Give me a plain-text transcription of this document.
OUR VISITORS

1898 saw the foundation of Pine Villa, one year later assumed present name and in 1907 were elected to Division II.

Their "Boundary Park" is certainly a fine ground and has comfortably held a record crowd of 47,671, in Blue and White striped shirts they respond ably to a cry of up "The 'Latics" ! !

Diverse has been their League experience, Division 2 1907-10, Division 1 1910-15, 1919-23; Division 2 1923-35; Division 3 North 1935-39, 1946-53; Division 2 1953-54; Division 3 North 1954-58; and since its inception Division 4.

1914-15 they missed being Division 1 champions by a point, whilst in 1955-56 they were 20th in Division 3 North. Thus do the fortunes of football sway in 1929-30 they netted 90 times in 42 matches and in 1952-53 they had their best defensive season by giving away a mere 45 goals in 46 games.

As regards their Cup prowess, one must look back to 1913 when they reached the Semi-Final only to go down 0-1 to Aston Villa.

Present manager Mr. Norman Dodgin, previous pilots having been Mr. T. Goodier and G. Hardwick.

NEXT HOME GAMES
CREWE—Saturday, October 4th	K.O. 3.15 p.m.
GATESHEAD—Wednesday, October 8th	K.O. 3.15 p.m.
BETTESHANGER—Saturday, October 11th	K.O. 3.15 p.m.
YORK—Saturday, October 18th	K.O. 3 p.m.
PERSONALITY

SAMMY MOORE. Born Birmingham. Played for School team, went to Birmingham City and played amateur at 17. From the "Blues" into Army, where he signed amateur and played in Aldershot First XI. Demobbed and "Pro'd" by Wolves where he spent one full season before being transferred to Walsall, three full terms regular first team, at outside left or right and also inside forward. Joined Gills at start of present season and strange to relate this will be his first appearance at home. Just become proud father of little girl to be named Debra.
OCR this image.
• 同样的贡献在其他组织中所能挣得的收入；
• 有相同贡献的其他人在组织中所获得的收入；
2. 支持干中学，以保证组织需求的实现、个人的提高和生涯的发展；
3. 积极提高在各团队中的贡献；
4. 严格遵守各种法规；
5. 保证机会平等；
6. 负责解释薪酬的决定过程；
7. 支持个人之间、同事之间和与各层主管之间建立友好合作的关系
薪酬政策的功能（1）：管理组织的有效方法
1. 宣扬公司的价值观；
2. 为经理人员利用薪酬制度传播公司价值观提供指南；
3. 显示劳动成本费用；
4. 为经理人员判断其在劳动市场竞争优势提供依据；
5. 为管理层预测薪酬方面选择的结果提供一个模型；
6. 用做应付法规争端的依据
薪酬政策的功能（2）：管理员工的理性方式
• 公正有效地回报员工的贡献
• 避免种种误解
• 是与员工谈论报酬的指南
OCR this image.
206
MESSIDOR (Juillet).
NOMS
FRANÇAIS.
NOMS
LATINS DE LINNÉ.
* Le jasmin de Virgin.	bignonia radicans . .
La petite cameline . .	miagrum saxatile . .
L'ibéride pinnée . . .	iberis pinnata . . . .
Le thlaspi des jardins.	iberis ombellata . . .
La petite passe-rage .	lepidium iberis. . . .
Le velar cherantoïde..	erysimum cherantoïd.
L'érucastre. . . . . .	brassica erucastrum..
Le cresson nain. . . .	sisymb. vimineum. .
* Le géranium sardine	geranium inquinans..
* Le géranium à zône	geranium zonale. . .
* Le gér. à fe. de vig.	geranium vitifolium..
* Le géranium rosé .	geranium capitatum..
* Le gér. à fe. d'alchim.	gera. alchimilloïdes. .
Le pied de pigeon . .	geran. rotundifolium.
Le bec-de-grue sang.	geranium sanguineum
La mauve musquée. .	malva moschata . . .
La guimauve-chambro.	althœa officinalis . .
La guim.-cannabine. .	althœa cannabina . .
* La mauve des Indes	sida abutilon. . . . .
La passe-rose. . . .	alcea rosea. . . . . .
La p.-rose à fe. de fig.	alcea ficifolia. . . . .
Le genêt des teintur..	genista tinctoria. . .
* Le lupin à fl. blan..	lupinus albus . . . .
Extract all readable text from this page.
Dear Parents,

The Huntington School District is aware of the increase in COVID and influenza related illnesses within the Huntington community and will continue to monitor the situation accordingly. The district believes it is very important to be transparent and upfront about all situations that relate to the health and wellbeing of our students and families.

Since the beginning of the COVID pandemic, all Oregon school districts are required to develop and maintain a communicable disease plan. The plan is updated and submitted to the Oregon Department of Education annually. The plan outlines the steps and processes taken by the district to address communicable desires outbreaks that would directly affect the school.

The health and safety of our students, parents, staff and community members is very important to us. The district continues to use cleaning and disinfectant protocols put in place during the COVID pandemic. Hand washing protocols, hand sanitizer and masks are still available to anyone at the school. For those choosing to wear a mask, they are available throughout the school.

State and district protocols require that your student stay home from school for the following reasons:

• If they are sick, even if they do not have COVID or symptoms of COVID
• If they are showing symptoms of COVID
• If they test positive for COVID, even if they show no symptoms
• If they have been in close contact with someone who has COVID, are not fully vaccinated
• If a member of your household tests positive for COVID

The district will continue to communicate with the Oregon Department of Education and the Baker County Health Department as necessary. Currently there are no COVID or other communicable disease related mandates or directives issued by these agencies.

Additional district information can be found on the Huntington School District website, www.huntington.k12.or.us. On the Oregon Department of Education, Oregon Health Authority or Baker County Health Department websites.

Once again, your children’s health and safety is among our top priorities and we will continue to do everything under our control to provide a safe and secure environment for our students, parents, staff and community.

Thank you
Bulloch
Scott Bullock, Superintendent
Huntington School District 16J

* * * * * * * * *

> [WRITTEN REQUEST] Everything in the listing above should be restated exactly.

> [COMPLETE RESPONSE]
Give me a plain-text transcription of this document.
OUR VISITORS

1898 saw the foundation of Pine Villa, one year later assumed present name and in 1907 were elected to Division II.

Their "Boundary Park" is certainly a fine ground and has comfortably held a record crowd of 47,671, in Blue and White striped shirts they respond ably to a cry of up "The 'Latics" ! !

Diverse has been their League experience, Division 2 1907-10, Division 1 1910-15, 1919-23; Division 2 1923-35; Division 3 North 1935-39, 1946-53; Division 2 1953-54; Division 3 North 1954-58; and since its inception Division 4.

1914-15 they missed being Division 1 champions by a point, whilst in 1955-56 they were 20th in Division 3 North. Thus do the fortunes of football sway in 1929-30 they netted 90 times in 42 matches and in 1952-53 they had their best defensive season by giving away a mere 45 goals in 46 games.

As regards their Cup prowess, one must look back to 1913 when they reached the Semi-Final only to go down 0-1 to Aston Villa.

Present manager Mr. Norman Dodgin, previous pilots having been Mr. T. Goodier and G. Hardwick.

NEXT HOME GAMES
CREWE—Saturday, October 4th	K.O. 3.15 p.m.
GATESHEAD—Wednesday, October 8th	K.O. 3.15 p.m.
BETTESHANGER—Saturday, October 11th	K.O. 3.15 p.m.
YORK—Saturday, October 18th	K.O. 3 p.m.
PERSONALITY

SAMMY MOORE. Born Birmingham. Played for School team, went to Birmingham City and played amateur at 17. From the "Blues" into Army, where he signed amateur and played in Aldershot First XI. Demobbed and "Pro'd" by Wolves where he spent one full season before being transferred to Walsall, three full terms regular first team, at outside left or right and also inside forward. Joined Gills at start of present season and strange to relate this will be his first appearance at home. Just become proud father of little girl to be named Debra.
OCR this image.
• 同样的贡献在其他组织中所能挣得的收入；
• 有相同贡献的其他人在组织中所获得的收入；
2. 支持干中学，以保证组织需求的实现、个人的提高和生涯的发展；
3. 积极提高在各团队中的贡献；
4. 严格遵守各种法规；
5. 保证机会平等；
6. 负责解释薪酬的决定过程；
7. 支持个人之间、同事之间和与各层主管之间建立友好合作的关系
薪酬政策的功能（1）：管理组织的有效方法
1. 宣扬公司的价值观；
2. 为经理人员利用薪酬制度传播公司价值观提供指南；
3. 显示劳动成本费用；
4. 为经理人员判断其在劳动市场竞争优势提供依据；
5. 为管理层预测薪酬方面选择的结果提供一个模型；
6. 用做应付法规争端的依据
薪酬政策的功能（2）：管理员工的理性方式
• 公正有效地回报员工的贡献
• 避免种种误解
• 是与员工谈论报酬的指南
OCR this image.
206
MESSIDOR (Juillet).
NOMS
FRANÇAIS.
NOMS
LATINS DE LINNÉ.
* Le jasmin de Virgin.	bignonia radicans . .
La petite cameline . .	miagrum saxatile . .
L'ibéride pinnée . . .	iberis pinnata . . . .
Le thlaspi des jardins.	iberis ombellata . . .
La petite passe-rage .	lepidium iberis. . . .
Le velar cherantoïde..	erysimum cherantoïd.
L'érucastre. . . . . .	brassica erucastrum..
Le cresson nain. . . .	sisymb. vimineum. .
* Le géranium sardine	geranium inquinans..
* Le géranium à zône	geranium zonale. . .
* Le gér. à fe. de vig.	geranium vitifolium..
* Le géranium rosé .	geranium capitatum..
* Le gér. à fe. d'alchim.	gera. alchimilloïdes. .
Le pied de pigeon . .	geran. rotundifolium.
Le bec-de-grue sang.	geranium sanguineum
La mauve musquée. .	malva moschata . . .
La guimauve-chambro.	althœa officinalis . .
La guim.-cannabine. .	althœa cannabina . .
* La mauve des Indes	sida abutilon. . . . .
La passe-rose. . . .	alcea rosea. . . . . .
La p.-rose à fe. de fig.	alcea ficifolia. . . . .
Le genêt des teintur..	genista tinctoria. . .
* Le lupin à fl. blan..	lupinus albus . . . .
Extract all readable text from this page.
Dear Parents,

The Huntington School District is aware of the increase in COVID and influenza related illnesses within the Huntington community and will continue to monitor the situation accordingly. The district believes it is very important to be transparent and upfront about all situations that relate to the health and wellbeing of our students and families.

Since the beginning of the COVID pandemic, all Oregon school districts are required to develop and maintain a communicable disease plan. The plan is updated and submitted to the Oregon Department of Education annually. The plan outlines the steps and processes taken by the district to address communicable desires outbreaks that would directly affect the school.

The health and safety of our students, parents, staff and community members is very important to us. The district continues to use cleaning and disinfectant protocols put in place during the COVID pandemic. Hand washing protocols, hand sanitizer and masks are still available to anyone at the school. For those choosing to wear a mask, they are available throughout the school.

State and district protocols require that your student stay home from school for the following reasons:

• If they are sick, even if they do not have COVID or symptoms of COVID
• If they are showing symptoms of COVID
• If they test positive for COVID, even if they show no symptoms
• If they have been in close contact with someone who has COVID, are not fully vaccinated
• If a member of your household tests positive for COVID

The district will continue to communicate with the Oregon Department of Education and the Baker County Health Department as necessary. Currently there are no COVID or other communicable disease related mandates or directives issued by these agencies.

Additional district information can be found on the Huntington School District website, www.huntington.k12.or.us. On the Oregon Department of Education, Oregon Health Authority or Baker County Health Department websites.

Once again, your children’s health and safety is among our top priorities and we will continue to do everything under our control to provide a safe and secure environment for our students, parents, staff and community.

Thank you
Bulloch
Scott Bullock, Superintendent
Huntington School District 16J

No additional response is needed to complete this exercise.